- WHAT YOU ARE ASKED TO DO:
Can the data below be echoed back word for word?

- GIVEN RECORDS:
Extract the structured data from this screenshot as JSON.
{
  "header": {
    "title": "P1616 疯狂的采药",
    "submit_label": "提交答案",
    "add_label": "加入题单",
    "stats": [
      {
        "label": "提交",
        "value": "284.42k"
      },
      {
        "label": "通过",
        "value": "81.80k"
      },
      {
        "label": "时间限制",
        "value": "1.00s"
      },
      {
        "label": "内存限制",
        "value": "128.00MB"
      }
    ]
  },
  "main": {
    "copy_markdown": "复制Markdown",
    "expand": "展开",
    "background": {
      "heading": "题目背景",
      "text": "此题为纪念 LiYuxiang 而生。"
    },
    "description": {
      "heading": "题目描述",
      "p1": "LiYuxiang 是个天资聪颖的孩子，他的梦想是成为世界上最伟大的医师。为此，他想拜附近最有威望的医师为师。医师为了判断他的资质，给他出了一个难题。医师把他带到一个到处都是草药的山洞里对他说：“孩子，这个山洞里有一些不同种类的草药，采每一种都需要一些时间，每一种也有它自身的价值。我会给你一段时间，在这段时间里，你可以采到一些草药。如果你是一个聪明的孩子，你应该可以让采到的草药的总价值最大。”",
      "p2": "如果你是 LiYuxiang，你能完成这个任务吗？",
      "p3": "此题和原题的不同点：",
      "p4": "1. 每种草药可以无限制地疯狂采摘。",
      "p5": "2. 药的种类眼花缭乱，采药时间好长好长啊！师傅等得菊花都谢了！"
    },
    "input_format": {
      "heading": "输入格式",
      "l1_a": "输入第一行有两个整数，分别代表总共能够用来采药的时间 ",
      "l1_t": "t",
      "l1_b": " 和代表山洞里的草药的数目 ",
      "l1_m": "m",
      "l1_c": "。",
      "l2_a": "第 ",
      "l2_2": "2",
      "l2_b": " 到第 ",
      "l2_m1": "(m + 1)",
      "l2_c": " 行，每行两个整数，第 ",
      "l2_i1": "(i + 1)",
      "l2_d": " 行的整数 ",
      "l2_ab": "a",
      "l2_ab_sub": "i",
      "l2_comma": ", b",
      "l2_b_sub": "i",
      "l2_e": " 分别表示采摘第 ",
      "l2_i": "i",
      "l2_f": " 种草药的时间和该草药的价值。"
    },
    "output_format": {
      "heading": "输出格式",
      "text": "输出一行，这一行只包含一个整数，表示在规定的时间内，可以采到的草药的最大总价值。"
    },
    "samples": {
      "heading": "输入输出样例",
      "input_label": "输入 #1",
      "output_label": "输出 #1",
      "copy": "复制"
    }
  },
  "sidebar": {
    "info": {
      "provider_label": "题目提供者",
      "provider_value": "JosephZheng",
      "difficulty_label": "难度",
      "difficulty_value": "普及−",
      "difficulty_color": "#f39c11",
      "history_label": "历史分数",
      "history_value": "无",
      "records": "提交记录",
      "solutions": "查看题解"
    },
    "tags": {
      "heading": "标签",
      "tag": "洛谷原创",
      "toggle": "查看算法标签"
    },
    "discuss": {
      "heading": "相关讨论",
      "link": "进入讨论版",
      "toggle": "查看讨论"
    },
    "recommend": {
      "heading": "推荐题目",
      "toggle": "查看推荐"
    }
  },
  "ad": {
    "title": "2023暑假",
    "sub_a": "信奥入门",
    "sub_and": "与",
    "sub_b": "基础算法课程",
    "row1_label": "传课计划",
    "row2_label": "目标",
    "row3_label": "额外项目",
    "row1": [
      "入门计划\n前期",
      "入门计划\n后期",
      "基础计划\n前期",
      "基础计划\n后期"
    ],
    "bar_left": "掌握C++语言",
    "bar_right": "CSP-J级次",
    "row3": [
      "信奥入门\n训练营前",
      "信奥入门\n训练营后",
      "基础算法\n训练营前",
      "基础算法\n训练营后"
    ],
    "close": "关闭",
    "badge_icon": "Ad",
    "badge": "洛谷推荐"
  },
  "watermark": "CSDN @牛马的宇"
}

- THE OUTPUT:
Extract the structured data from this screenshot as JSON.
{
  "header": {
    "title": "P1616 疯狂的采药",
    "submit_label": "提交答案",
    "add_label": "加入题单",
    "stats": [
      {
        "label": "提交",
        "value": "284.42k"
      },
      {
        "label": "通过",
        "value": "81.80k"
      },
      {
        "label": "时间限制",
        "value": "1.00s"
      },
      {
        "label": "内存限制",
        "value": "128.00MB"
      }
    ]
  },
  "main": {
    "copy_markdown": "复制Markdown",
    "expand": "展开",
    "background": {
      "heading": "题目背景",
      "text": "此题为纪念 LiYuxiang 而生。"
    },
    "description": {
      "heading": "题目描述",
      "p1": "LiYuxiang 是个天资聪颖的孩子，他的梦想是成为世界上最伟大的医师。为此，他想拜附近最有威望的医师为师。医师为了判断他的资质，给他出了一个难题。医师把他带到一个到处都是草药的山洞里对他说：“孩子，这个山洞里有一些不同种类的草药，采每一种都需要一些时间，每一种也有它自身的价值。我会给你一段时间，在这段时间里，你可以采到一些草药。如果你是一个聪明的孩子，你应该可以让采到的草药的总价值最大。”",
      "p2": "如果你是 LiYuxiang，你能完成这个任务吗？",
      "p3": "此题和原题的不同点：",
      "p4": "1. 每种草药可以无限制地疯狂采摘。",
      "p5": "2. 药的种类眼花缭乱，采药时间好长好长啊！师傅等得菊花都谢了！"
    },
    "input_format": {
      "heading": "输入格式",
      "l1_a": "输入第一行有两个整数，分别代表总共能够用来采药的时间 ",
      "l1_t": "t",
      "l1_b": " 和代表山洞里的草药的数目 ",
      "l1_m": "m",
      "l1_c": "。",
      "l2_a": "第 ",
      "l2_2": "2",
      "l2_b": " 到第 ",
      "l2_m1": "(m + 1)",
      "l2_c": " 行，每行两个整数，第 ",
      "l2_i1": "(i + 1)",
      "l2_d": " 行的整数 ",
      "l2_ab": "a",
      "l2_ab_sub": "i",
      "l2_comma": ", b",
      "l2_b_sub": "i",
      "l2_e": " 分别表示采摘第 ",
      "l2_i": "i",
      "l2_f": " 种草药的时间和该草药的价值。"
    },
    "output_format": {
      "heading": "输出格式",
      "text": "输出一行，这一行只包含一个整数，表示在规定的时间内，可以采到的草药的最大总价值。"
    },
    "samples": {
      "heading": "输入输出样例",
      "input_label": "输入 #1",
      "output_label": "输出 #1",
      "copy": "复制"
    }
  },
  "sidebar": {
    "info": {
      "provider_label": "题目提供者",
      "provider_value": "JosephZheng",
      "difficulty_label": "难度",
      "difficulty_value": "普及−",
      "difficulty_color": "#f39c11",
      "history_label": "历史分数",
      "history_value": "无",
      "records": "提交记录",
      "solutions": "查看题解"
    },
    "tags": {
      "heading": "标签",
      "tag": "洛谷原创",
      "toggle": "查看算法标签"
    },
    "discuss": {
      "heading": "相关讨论",
      "link": "进入讨论版",
      "toggle": "查看讨论"
    },
    "recommend": {
      "heading": "推荐题目",
      "toggle": "查看推荐"
    }
  },
  "ad": {
    "title": "2023暑假",
    "sub_a": "信奥入门",
    "sub_and": "与",
    "sub_b": "基础算法课程",
    "row1_label": "传课计划",
    "row2_label": "目标",
    "row3_label": "额外项目",
    "row1": [
      "入门计划\n前期",
      "入门计划\n后期",
      "基础计划\n前期",
      "基础计划\n后期"
    ],
    "bar_left": "掌握C++语言",
    "bar_right": "CSP-J级次",
    "row3": [
      "信奥入门\n训练营前",
      "信奥入门\n训练营后",
      "基础算法\n训练营前",
      "基础算法\n训练营后"
    ],
    "close": "关闭",
    "badge_icon": "Ad",
    "badge": "洛谷推荐"
  },
  "watermark": "CSDN @牛马的宇"
}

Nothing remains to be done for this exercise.